Dataset rows about figures
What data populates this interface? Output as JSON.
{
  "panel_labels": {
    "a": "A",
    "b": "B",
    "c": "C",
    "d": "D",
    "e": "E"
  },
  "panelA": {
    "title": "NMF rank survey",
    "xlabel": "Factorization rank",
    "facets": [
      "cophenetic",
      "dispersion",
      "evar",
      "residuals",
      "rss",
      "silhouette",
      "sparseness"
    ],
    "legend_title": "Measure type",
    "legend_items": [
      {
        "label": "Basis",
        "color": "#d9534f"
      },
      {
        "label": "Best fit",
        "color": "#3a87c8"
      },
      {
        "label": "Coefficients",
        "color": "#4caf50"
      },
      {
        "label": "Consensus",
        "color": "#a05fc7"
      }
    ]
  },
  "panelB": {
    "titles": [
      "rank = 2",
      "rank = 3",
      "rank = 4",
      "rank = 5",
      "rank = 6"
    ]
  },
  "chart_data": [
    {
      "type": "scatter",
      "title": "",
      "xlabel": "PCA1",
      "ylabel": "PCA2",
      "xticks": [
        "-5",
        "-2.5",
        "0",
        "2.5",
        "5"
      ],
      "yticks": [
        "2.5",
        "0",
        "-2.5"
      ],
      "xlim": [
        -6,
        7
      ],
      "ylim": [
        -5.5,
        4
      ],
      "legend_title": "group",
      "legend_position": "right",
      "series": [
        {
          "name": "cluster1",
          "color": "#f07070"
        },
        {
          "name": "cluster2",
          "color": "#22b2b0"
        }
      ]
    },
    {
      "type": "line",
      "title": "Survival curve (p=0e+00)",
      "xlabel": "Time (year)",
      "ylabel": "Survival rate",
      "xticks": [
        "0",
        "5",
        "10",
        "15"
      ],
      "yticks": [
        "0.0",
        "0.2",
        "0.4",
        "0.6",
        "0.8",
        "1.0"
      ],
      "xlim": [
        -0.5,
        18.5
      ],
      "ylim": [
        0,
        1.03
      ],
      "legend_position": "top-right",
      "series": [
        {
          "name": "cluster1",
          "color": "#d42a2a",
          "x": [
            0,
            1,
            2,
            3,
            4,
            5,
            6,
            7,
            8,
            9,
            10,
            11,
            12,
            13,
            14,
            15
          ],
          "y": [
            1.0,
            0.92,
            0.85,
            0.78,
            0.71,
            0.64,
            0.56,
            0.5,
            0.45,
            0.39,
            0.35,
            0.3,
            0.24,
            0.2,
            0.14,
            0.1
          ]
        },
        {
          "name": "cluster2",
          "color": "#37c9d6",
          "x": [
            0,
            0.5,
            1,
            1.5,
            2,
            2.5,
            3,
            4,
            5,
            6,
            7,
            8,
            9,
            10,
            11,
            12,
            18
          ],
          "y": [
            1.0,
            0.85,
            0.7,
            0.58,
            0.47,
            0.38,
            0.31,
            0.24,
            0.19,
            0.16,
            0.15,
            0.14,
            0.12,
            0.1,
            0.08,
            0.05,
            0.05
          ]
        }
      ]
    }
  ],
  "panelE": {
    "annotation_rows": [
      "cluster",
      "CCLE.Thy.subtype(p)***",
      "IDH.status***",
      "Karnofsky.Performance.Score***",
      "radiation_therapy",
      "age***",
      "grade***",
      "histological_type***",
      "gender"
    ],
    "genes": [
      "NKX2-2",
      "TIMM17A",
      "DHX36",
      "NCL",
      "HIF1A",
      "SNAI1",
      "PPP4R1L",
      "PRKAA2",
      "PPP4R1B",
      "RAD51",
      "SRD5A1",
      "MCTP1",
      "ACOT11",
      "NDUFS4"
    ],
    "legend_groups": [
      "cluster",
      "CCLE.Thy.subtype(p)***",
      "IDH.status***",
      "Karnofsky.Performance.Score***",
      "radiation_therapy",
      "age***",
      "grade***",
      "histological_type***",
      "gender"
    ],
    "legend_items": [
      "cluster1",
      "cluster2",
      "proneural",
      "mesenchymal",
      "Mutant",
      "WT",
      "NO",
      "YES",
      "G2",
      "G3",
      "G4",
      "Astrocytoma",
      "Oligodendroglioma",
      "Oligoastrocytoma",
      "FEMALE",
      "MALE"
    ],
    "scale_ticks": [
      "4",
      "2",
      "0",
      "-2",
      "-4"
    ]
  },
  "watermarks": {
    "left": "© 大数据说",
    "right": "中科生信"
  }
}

● DIRECTIONS FOR THIS TASK:
Copy all data exactly, start to finish.

● COMPLETED EXERCISE:
What data populates this interface? Output as JSON.
{
  "panel_labels": {
    "a": "A",
    "b": "B",
    "c": "C",
    "d": "D",
    "e": "E"
  },
  "panelA": {
    "title": "NMF rank survey",
    "xlabel": "Factorization rank",
    "facets": [
      "cophenetic",
      "dispersion",
      "evar",
      "residuals",
      "rss",
      "silhouette",
      "sparseness"
    ],
    "legend_title": "Measure type",
    "legend_items": [
      {
        "label": "Basis",
        "color": "#d9534f"
      },
      {
        "label": "Best fit",
        "color": "#3a87c8"
      },
      {
        "label": "Coefficients",
        "color": "#4caf50"
      },
      {
        "label": "Consensus",
        "color": "#a05fc7"
      }
    ]
  },
  "panelB": {
    "titles": [
      "rank = 2",
      "rank = 3",
      "rank = 4",
      "rank = 5",
      "rank = 6"
    ]
  },
  "chart_data": [
    {
      "type": "scatter",
      "title": "",
      "xlabel": "PCA1",
      "ylabel": "PCA2",
      "xticks": [
        "-5",
        "-2.5",
        "0",
        "2.5",
        "5"
      ],
      "yticks": [
        "2.5",
        "0",
        "-2.5"
      ],
      "xlim": [
        -6,
        7
      ],
      "ylim": [
        -5.5,
        4
      ],
      "legend_title": "group",
      "legend_position": "right",
      "series": [
        {
          "name": "cluster1",
          "color": "#f07070"
        },
        {
          "name": "cluster2",
          "color": "#22b2b0"
        }
      ]
    },
    {
      "type": "line",
      "title": "Survival curve (p=0e+00)",
      "xlabel": "Time (year)",
      "ylabel": "Survival rate",
      "xticks": [
        "0",
        "5",
        "10",
        "15"
      ],
      "yticks": [
        "0.0",
        "0.2",
        "0.4",
        "0.6",
        "0.8",
        "1.0"
      ],
      "xlim": [
        -0.5,
        18.5
      ],
      "ylim": [
        0,
        1.03
      ],
      "legend_position": "top-right",
      "series": [
        {
          "name": "cluster1",
          "color": "#d42a2a",
          "x": [
            0,
            1,
            2,
            3,
            4,
            5,
            6,
            7,
            8,
            9,
            10,
            11,
            12,
            13,
            14,
            15
          ],
          "y": [
            1.0,
            0.92,
            0.85,
            0.78,
            0.71,
            0.64,
            0.56,
            0.5,
            0.45,
            0.39,
            0.35,
            0.3,
            0.24,
            0.2,
            0.14,
            0.1
          ]
        },
        {
          "name": "cluster2",
          "color": "#37c9d6",
          "x": [
            0,
            0.5,
            1,
            1.5,
            2,
            2.5,
            3,
            4,
            5,
            6,
            7,
            8,
            9,
            10,
            11,
            12,
            18
          ],
          "y": [
            1.0,
            0.85,
            0.7,
            0.58,
            0.47,
            0.38,
            0.31,
            0.24,
            0.19,
            0.16,
            0.15,
            0.14,
            0.12,
            0.1,
            0.08,
            0.05,
            0.05
          ]
        }
      ]
    }
  ],
  "panelE": {
    "annotation_rows": [
      "cluster",
      "CCLE.Thy.subtype(p)***",
      "IDH.status***",
      "Karnofsky.Performance.Score***",
      "radiation_therapy",
      "age***",
      "grade***",
      "histological_type***",
      "gender"
    ],
    "genes": [
      "NKX2-2",
      "TIMM17A",
      "DHX36",
      "NCL",
      "HIF1A",
      "SNAI1",
      "PPP4R1L",
      "PRKAA2",
      "PPP4R1B",
      "RAD51",
      "SRD5A1",
      "MCTP1",
      "ACOT11",
      "NDUFS4"
    ],
    "legend_groups": [
      "cluster",
      "CCLE.Thy.subtype(p)***",
      "IDH.status***",
      "Karnofsky.Performance.Score***",
      "radiation_therapy",
      "age***",
      "grade***",
      "histological_type***",
      "gender"
    ],
    "legend_items": [
      "cluster1",
      "cluster2",
      "proneural",
      "mesenchymal",
      "Mutant",
      "WT",
      "NO",
      "YES",
      "G2",
      "G3",
      "G4",
      "Astrocytoma",
      "Oligodendroglioma",
      "Oligoastrocytoma",
      "FEMALE",
      "MALE"
    ],
    "scale_ticks": [
      "4",
      "2",
      "0",
      "-2",
      "-4"
    ]
  },
  "watermarks": {
    "left": "© 大数据说",
    "right": "中科生信"
  }
}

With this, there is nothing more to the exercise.